● **WHAT THE EXERCISE ASKS**
Could you copy every line from the material below in which "Output" appears?

● **Data items**
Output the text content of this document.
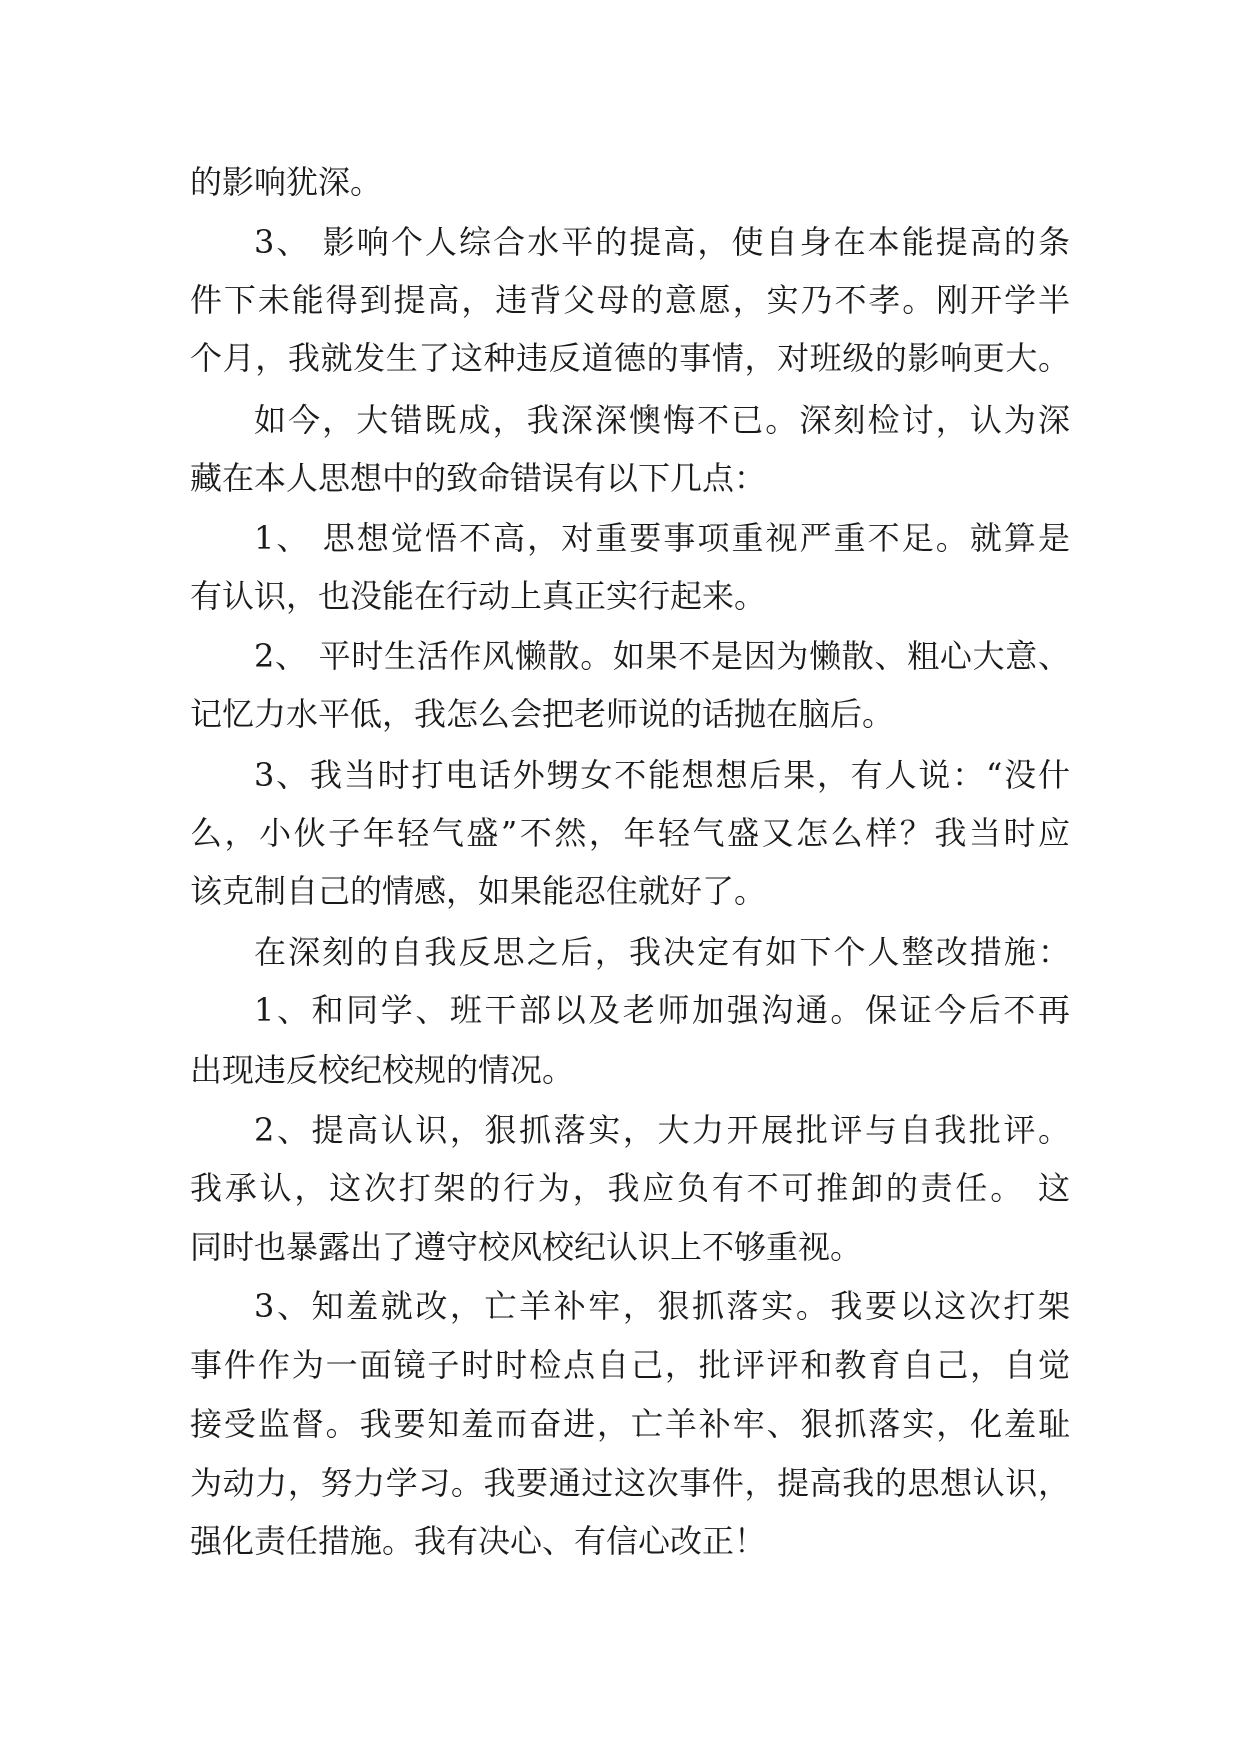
的影响犹深。

3、 影响个人综合水平的提高，使自身在本能提高的条

件下未能得到提高，违背父母的意愿，实乃不孝。刚开学半

个月，我就发生了这种违反道德的事情，对班级的影响更大。

如今，大错既成，我深深懊悔不已。深刻检讨，认为深

藏在本人思想中的致命错误有以下几点：

1、 思想觉悟不高，对重要事项重视严重不足。就算是

有认识，也没能在行动上真正实行起来。

2、 平时生活作风懒散。如果不是因为懒散、粗心大意、

记忆力水平低，我怎么会把老师说的话抛在脑后。

3、我当时打电话外甥女不能想想后果，有人说：“没什

么，小伙子年轻气盛”不然，年轻气盛又怎么样？我当时应

该克制自己的情感，如果能忍住就好了。

在深刻的自我反思之后，我决定有如下个人整改措施：

1、和同学、班干部以及老师加强沟通。保证今后不再

出现违反校纪校规的情况。

2、提高认识，狠抓落实，大力开展批评与自我批评。

我承认，这次打架的行为，我应负有不可推卸的责任。 这

同时也暴露出了遵守校风校纪认识上不够重视。

3、知羞就改，亡羊补牢，狠抓落实。我要以这次打架

事件作为一面镜子时时检点自己，批评评和教育自己，自觉

接受监督。我要知羞而奋进，亡羊补牢、狠抓落实，化羞耻

为动力，努力学习。我要通过这次事件，提高我的思想认识，

强化责任措施。我有决心、有信心改正！
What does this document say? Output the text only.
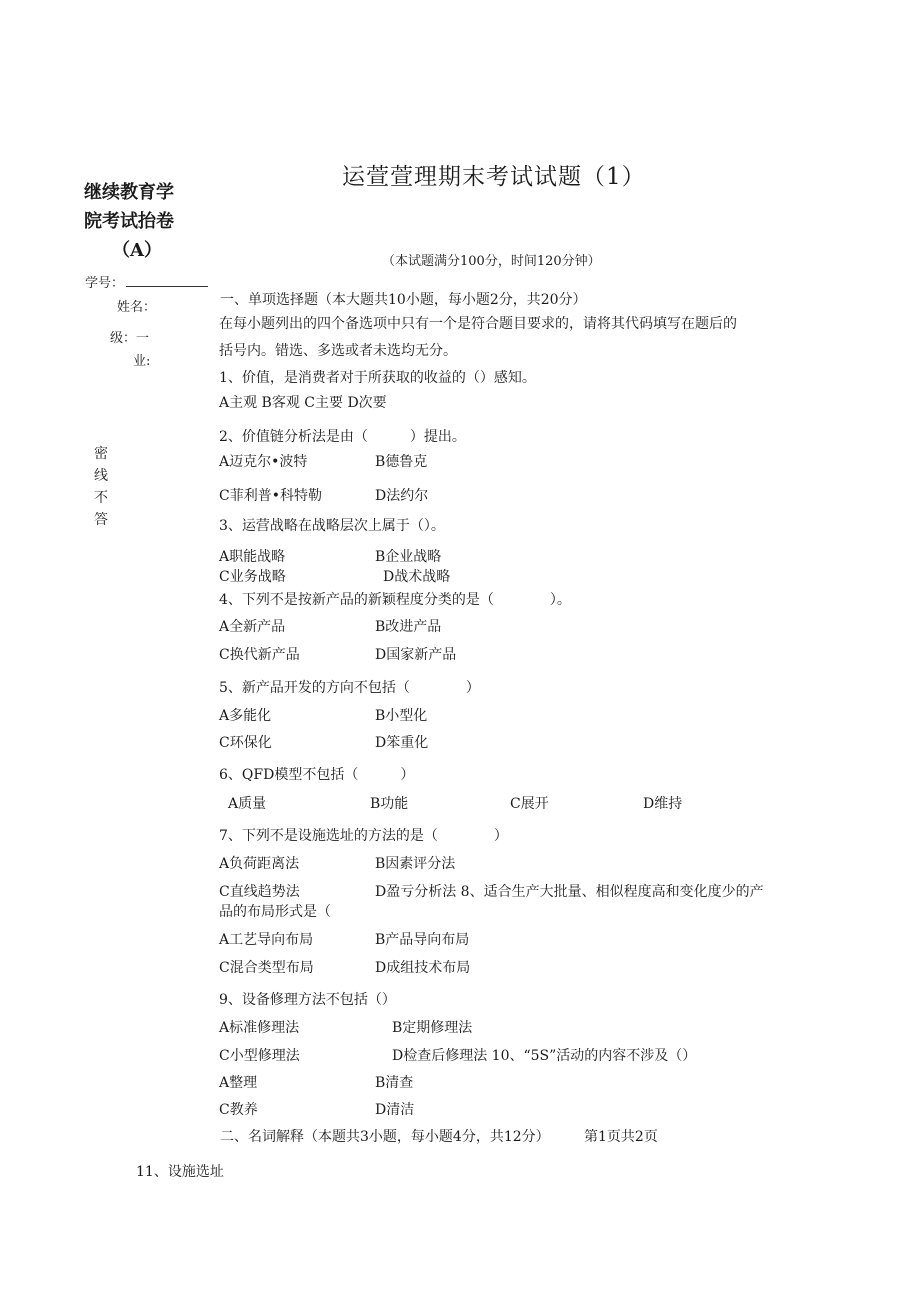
运萱萱理期末考试试题（1）
继续教育学
院考试抬卷
（A）
学号：
姓名：
级：一
业:
密
线
不
答
（本试题满分100分，时间120分钟）
一、单项选择题（本大题共10小题，每小题2分，共20分）
在每小题列出的四个备选项中只有一个是符合题目要求的，请将其代码填写在题后的
括号内。错选、多选或者未选均无分。
1、价值，是消费者对于所获取的收益的（）感知。
A主观 B客观 C主要 D次要
2、价值链分析法是由（　　　）提出。
A迈克尔•波特	B德鲁克
C菲利普•科特勒	D法约尔
3、运营战略在战略层次上属于（）。
A职能战略	B企业战略
C业务战略	D战术战略
4、下列不是按新产品的新颖程度分类的是（　　　　）。
A全新产品	B改进产品
C换代新产品	D国家新产品
5、新产品开发的方向不包括（　　　　）
A多能化	B小型化
C环保化	D笨重化
6、QFD模型不包括（　　　）
A质量	B功能	C展开	D维持
7、下列不是设施选址的方法的是（　　　　）
A负荷距离法	B因素评分法
C直线趋势法	D盈亏分析法 8、适合生产大批量、相似程度高和变化度少的产
品的布局形式是（
A工艺导向布局	B产品导向布局
C混合类型布局	D成组技术布局
9、设备修理方法不包括（）
A标准修理法	B定期修理法
C小型修理法	D检查后修理法 10、“5S”活动的内容不涉及（）
A整理	B清查
C教养	D清洁
二、名词解释（本题共3小题，每小题4分，共12分） 第1页共2页
11、设施选址
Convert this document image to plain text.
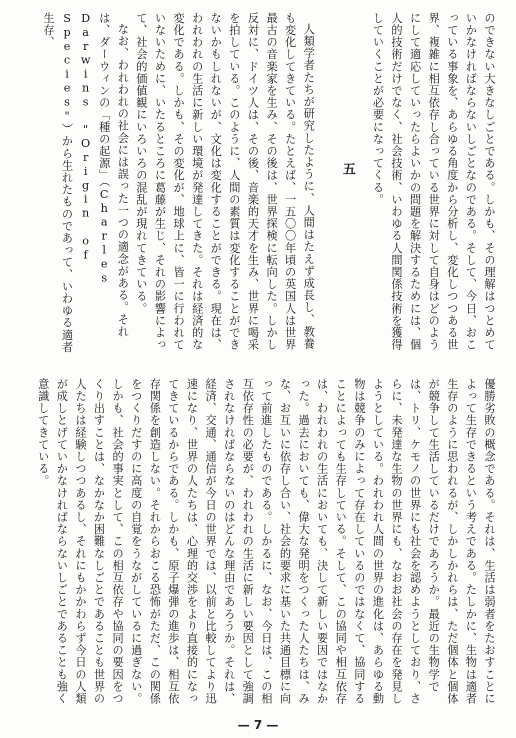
のできない大きなしごとである。しかも、その理解はつとめていかなければならないしごとなのである。そして、今日、おこっている事象を、あらゆる角度から分析し、変化しつつある世界、複雑に相互依存し合っている世界に対して自身はどのようにして適応していったらよいかの問題を解決するためには、個人的技術だけでなく、社会技術、いわゆる人間関係技術を獲得していくことが必要になってくる。

五

人類学者たちが研究したように、人間はたえず成長し、教養も変化してきている。たとえば、一五〇〇年頃の英国人は世界最古の音楽家を生み、その後は、世界探検に転向した。しかし反対に、ドイツ人は、その後、音楽的天才を生み、世界に喝采を拍している。このように、人間の素質は変化することができないかもしれないが、文化は変化することができる。現在は、われわれの生活に新しい環境が発達してきた。それは経済的な変化である。しかも、その変化が、地球上に、皆一に行われていないために、いたるところに葛藤が生じ、それの影響によって、社会的価値観にいろいろの混乱が現れてきている。

なお、われわれの社会には誤った一つの適念がある。それは、ダーウィンの「種の起源」（Charles Darwins "Origin of Species"）から生れたものであって、いわゆる適者生存、

優勝劣敗の概念である。それは、生活は弱者をたおすことによって生存できるという考えである。たしかに、生物は適者生存のように思われるが、しかしかれらは、ただ個体と個体が競争して生活しているだけであろうか。最近の生物学では、トリ、ケモノの世界にも社会を認めようとしており、さらに、未発達な生物の世界にも、なおお社会の存在を発見しようとしている。われわれ人間の世界の進化は、あらゆる動物は競争のみによって存在しているのではなくて、協同することによっても生存している。そして、この協同や相互依存は、われわれの生活においても、決して新しい要因ではなかった。過去においても、偉大な発明をつくった人たちは、みな、お互いに依存し合い、社会的要求に基いた共通目標に向って前進したものである。しかるに、なお、今日は、この相互依存性の必要が、われわれの生活に新しい要因として強調されなければならないのはどんな理由であろうか。それは、経済、交通、通信が今日の世界では、以前と比較してより迅速になり、世界の人たちは、心理的交渉をより直接的になってきているからである。しかも、原子爆弾の進歩は、相互依存関係を創造しない。それからおこる恐怖がただ、この関係をつくりだすのに高度の自覚をうながしているに過ぎない。しかも、社会的事実として、この相互依存や協同の要因をつくり出すことは、なかなか困難なしごとであることも世界の人たちは経験しつつあるし、それにもかかわらず今日の人類が成しとげていかなければならないしごとであることも強く意識してきている。

— 7 —
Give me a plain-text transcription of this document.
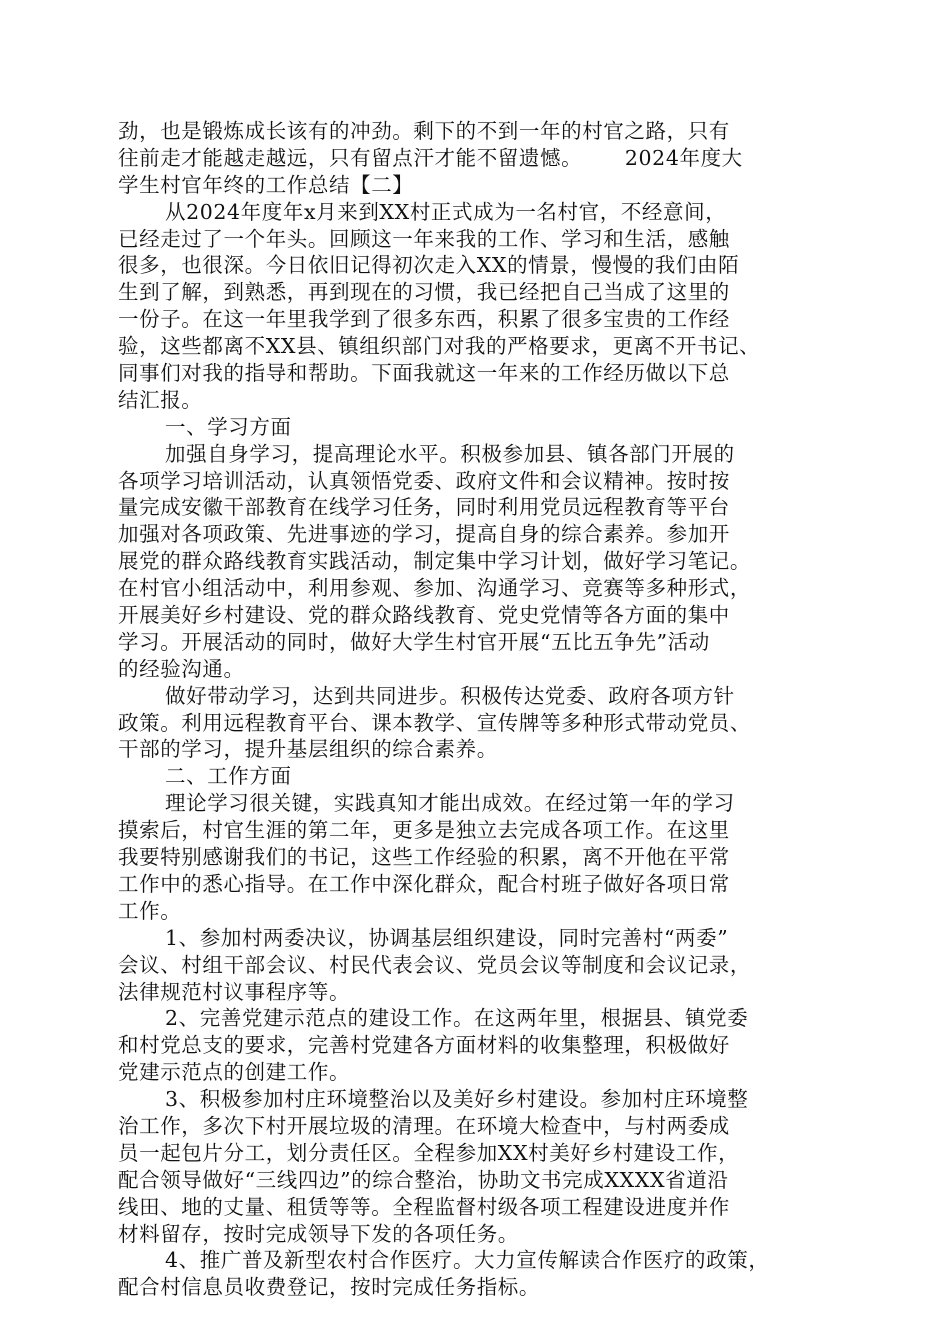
劲，也是锻炼成长该有的冲劲。剩下的不到一年的村官之路，只有
往前走才能越走越远，只有留点汗才能不留遗憾。      2024年度大
学生村官年终的工作总结【二】
从2024年度年x月来到XX村正式成为一名村官，不经意间，
已经走过了一个年头。回顾这一年来我的工作、学习和生活，感触
很多，也很深。今日依旧记得初次走入XX的情景，慢慢的我们由陌
生到了解，到熟悉，再到现在的习惯，我已经把自己当成了这里的
一份子。在这一年里我学到了很多东西，积累了很多宝贵的工作经
验，这些都离不XX县、镇组织部门对我的严格要求，更离不开书记、
同事们对我的指导和帮助。下面我就这一年来的工作经历做以下总
结汇报。
一、学习方面
加强自身学习，提高理论水平。积极参加县、镇各部门开展的
各项学习培训活动，认真领悟党委、政府文件和会议精神。按时按
量完成安徽干部教育在线学习任务，同时利用党员远程教育等平台
加强对各项政策、先进事迹的学习，提高自身的综合素养。参加开
展党的群众路线教育实践活动，制定集中学习计划，做好学习笔记。
在村官小组活动中，利用参观、参加、沟通学习、竞赛等多种形式，
开展美好乡村建设、党的群众路线教育、党史党情等各方面的集中
学习。开展活动的同时，做好大学生村官开展“五比五争先”活动
的经验沟通。
做好带动学习，达到共同进步。积极传达党委、政府各项方针
政策。利用远程教育平台、课本教学、宣传牌等多种形式带动党员、
干部的学习，提升基层组织的综合素养。
二、工作方面
理论学习很关键，实践真知才能出成效。在经过第一年的学习
摸索后，村官生涯的第二年，更多是独立去完成各项工作。在这里
我要特别感谢我们的书记，这些工作经验的积累，离不开他在平常
工作中的悉心指导。在工作中深化群众，配合村班子做好各项日常
工作。
1、参加村两委决议，协调基层组织建设，同时完善村“两委”
会议、村组干部会议、村民代表会议、党员会议等制度和会议记录，
法律规范村议事程序等。
2、完善党建示范点的建设工作。在这两年里，根据县、镇党委
和村党总支的要求，完善村党建各方面材料的收集整理，积极做好
党建示范点的创建工作。
3、积极参加村庄环境整治以及美好乡村建设。参加村庄环境整
治工作，多次下村开展垃圾的清理。在环境大检查中，与村两委成
员一起包片分工，划分责任区。全程参加XX村美好乡村建设工作，
配合领导做好“三线四边”的综合整治，协助文书完成XXXX省道沿
线田、地的丈量、租赁等等。全程监督村级各项工程建设进度并作
材料留存，按时完成领导下发的各项任务。
4、推广普及新型农村合作医疗。大力宣传解读合作医疗的政策，
配合村信息员收费登记，按时完成任务指标。
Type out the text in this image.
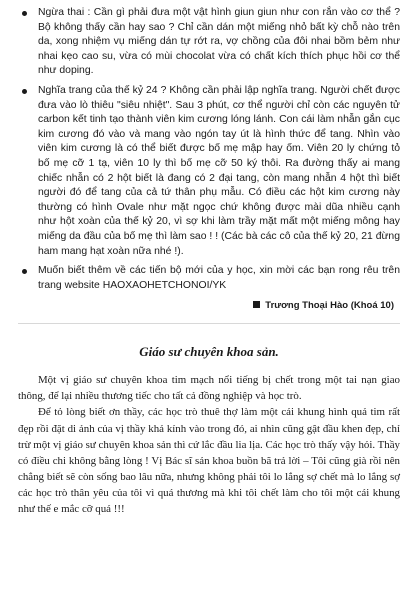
Ngừa thai : Cần gì phải đưa một vật hình giun giun như con rắn vào cơ thể ? Bộ không thấy cần hay sao ? Chỉ cần dán một miếng nhỏ bất kỳ chỗ nào trên da, xong nhiệm vụ miếng dán tự rớt ra, vợ chồng của đôi nhai bồm bẻm như nhai kẹo cao su, vừa có mùi chocolat vừa có chất kích thích phục hồi cơ thể như doping.
Nghĩa trang của thế kỷ 24 ? Không cần phải lập nghĩa trang. Người chết được đưa vào lò thiêu "siêu nhiệt". Sau 3 phút, cơ thể người chỉ còn các nguyên tử carbon kết tinh tạo thành viên kim cương lóng lánh. Con cái làm nhẫn gắn cục kim cương đó vào và mang vào ngón tay út là hình thức để tang. Nhìn vào viên kim cương là có thể biết được bố mẹ mập hay ốm. Viên 20 ly chứng tỏ bố mẹ cỡ 1 tạ, viên 10 ly thì bố mẹ cỡ 50 ký thôi. Ra đường thấy ai mang chiếc nhẫn có 2 hột biết là đang có 2 đại tang, còn mang nhẫn 4 hột thì biết người đó để tang của cả tứ thân phụ mẫu. Có điều các hột kim cương này thường có hình Ovale như mặt ngọc chứ không được mài dũa nhiều cạnh như hột xoàn của thế kỷ 20, vì sợ khi làm trầy mặt mất một miếng mông hay miếng da đầu của bố mẹ thì làm sao ! ! (Các bà các cô của thế kỷ 20, 21 đừng ham mang hạt xoàn nữa nhé !).
Muốn biết thêm về các tiến bộ mới của y học, xin mời các bạn rong rêu trên trang website HAOXAOHETCHONOI/YK
Trương Thoại Hào (Khoá 10)
Giáo sư chuyên khoa sản.

Một vị giáo sư chuyên khoa tim mạch nổi tiếng bị chết trong một tai nạn giao thông, để lại nhiều thương tiếc cho tất cả đồng nghiệp và học trò.

Để tỏ lòng biết ơn thầy, các học trò thuê thợ làm một cái khung hình quả tim rất đẹp rồi đặt di ảnh của vị thầy khả kính vào trong đó, ai nhìn cũng gật đầu khen đẹp, chỉ trừ một vị giáo sư chuyên khoa sản thì cứ lắc đầu lia lịa. Các học trò thấy vậy hỏi. Thầy có điều chi không bằng lòng ! Vị Bác sĩ sản khoa buồn bã trả lời – Tôi cũng già rồi nên chẳng biết sẽ còn sống bao lâu nữa, nhưng không phải tôi lo lắng sợ chết mà lo lắng sợ các học trò thân yêu của tôi vì quá thương mà khi tôi chết làm cho tôi một cái khung như thế e mắc cỡ quá !!!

● **TASK SOLUTION**
Output the text content of this document.
What does this document say? Output the text only.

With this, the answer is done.